* CONSIGNES *
[1] Répondez à ces questions sur le texte sélectionné :
(a) En quelle année parut l'un des premiers grands imprimés en langue anglaise ?
(b) Quel ouvrage William Caxton a-t-il traduit ?
(c) À quel roi Caxton s'adressait-il ?
[2] Mettez à jour le passage du texte sélectionné qui va de « Conclusion. Être et » à « pratique des tournois2. » en remplaçant « mollesse » par « lâcheté ».

* TEXTE SÉLECTIONNÉ *

---+---

Conclusion. Être et paraître. Anthropologie d’une culture politique
p. 191-194
Texte intégral
1En 1484, l’un des premiers grands imprimés en langue anglaise faisait le procès de la noblesse. William Caxton, traducteur du Llibre de l’ordre de cavalleria de Ramon Llull, condamnait la mollesse et la faiblesse des « gentylmen » de son époque qui, à l’en croire, ne faisaient que s’adonner au jeu, aux bains (c’est-à-dire à la fréquentation des prostituées dans les étuves publiques) et à l’oisiveté1. Caxton – et Llull – qui s’adressait pourtant à un roi de réputation peu héroïque, Richard III, imaginait que la décadence de la noblesse pouvait être combattue par le rétablissement de l’esprit chevaleresque et par la pratique des tournois2.

---+---

* MATÉRIEL *
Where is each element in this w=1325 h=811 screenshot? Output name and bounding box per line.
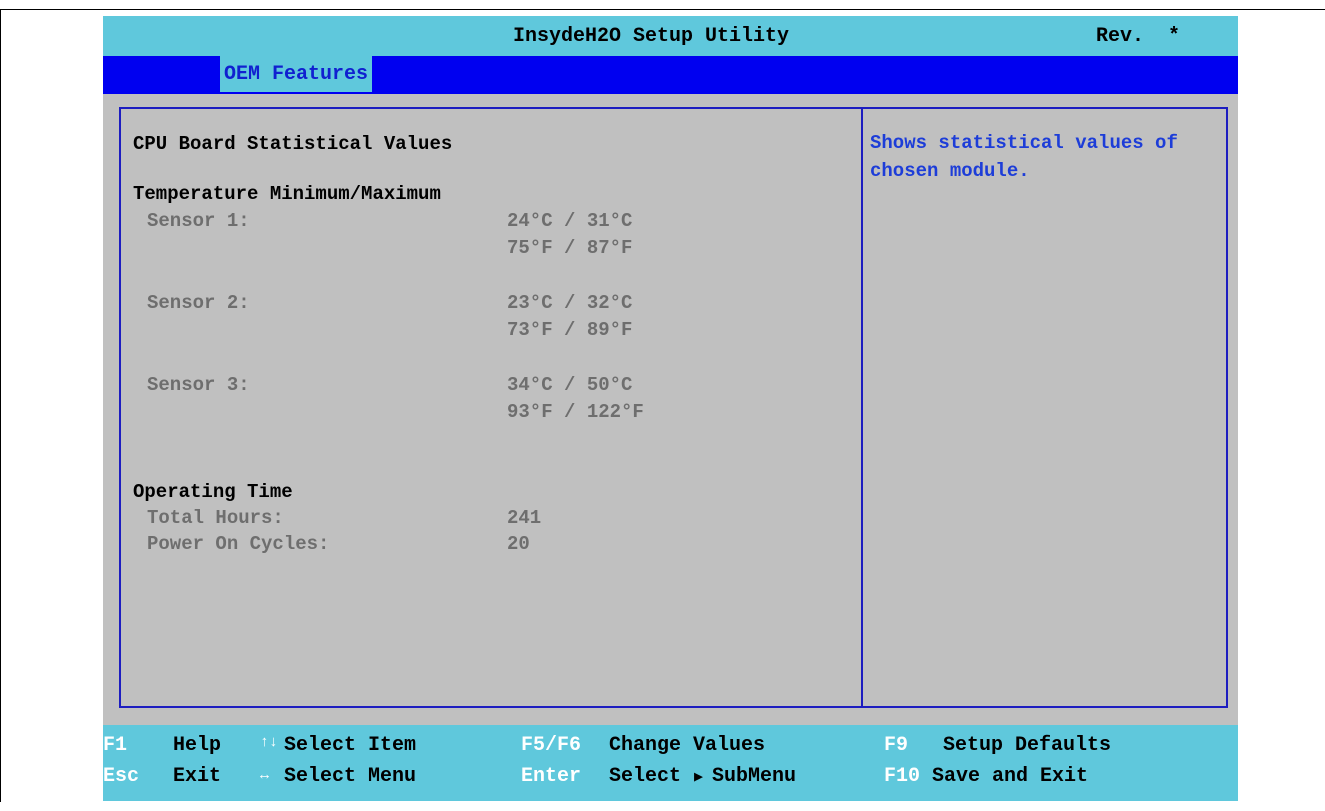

---+---

* RÉPONSES *
[1]
(a) En 1484.
(b) Le Llibre de l'ordre de cavalleria de Ramon Llull.
(c) À Richard III.

[2]
Conclusion. Être et paraître. Anthropologie d’une culture politique
p. 191-194
Texte intégral
1En 1484, l’un des premiers grands imprimés en langue anglaise faisait le procès de la noblesse. William Caxton, traducteur du Llibre de l’ordre de cavalleria de Ramon Llull, condamnait la lâcheté et la faiblesse des « gentylmen » de son époque qui, à l’en croire, ne faisaient que s’adonner au jeu, aux bains (c’est-à-dire à la fréquentation des prostituées dans les étuves publiques) et à l’oisiveté1. Caxton – et Llull – qui s’adressait pourtant à un roi de réputation peu héroïque, Richard III, imaginait que la décadence de la noblesse pouvait être combattue par le rétablissement de l’esprit chevaleresque et par la pratique des tournois2.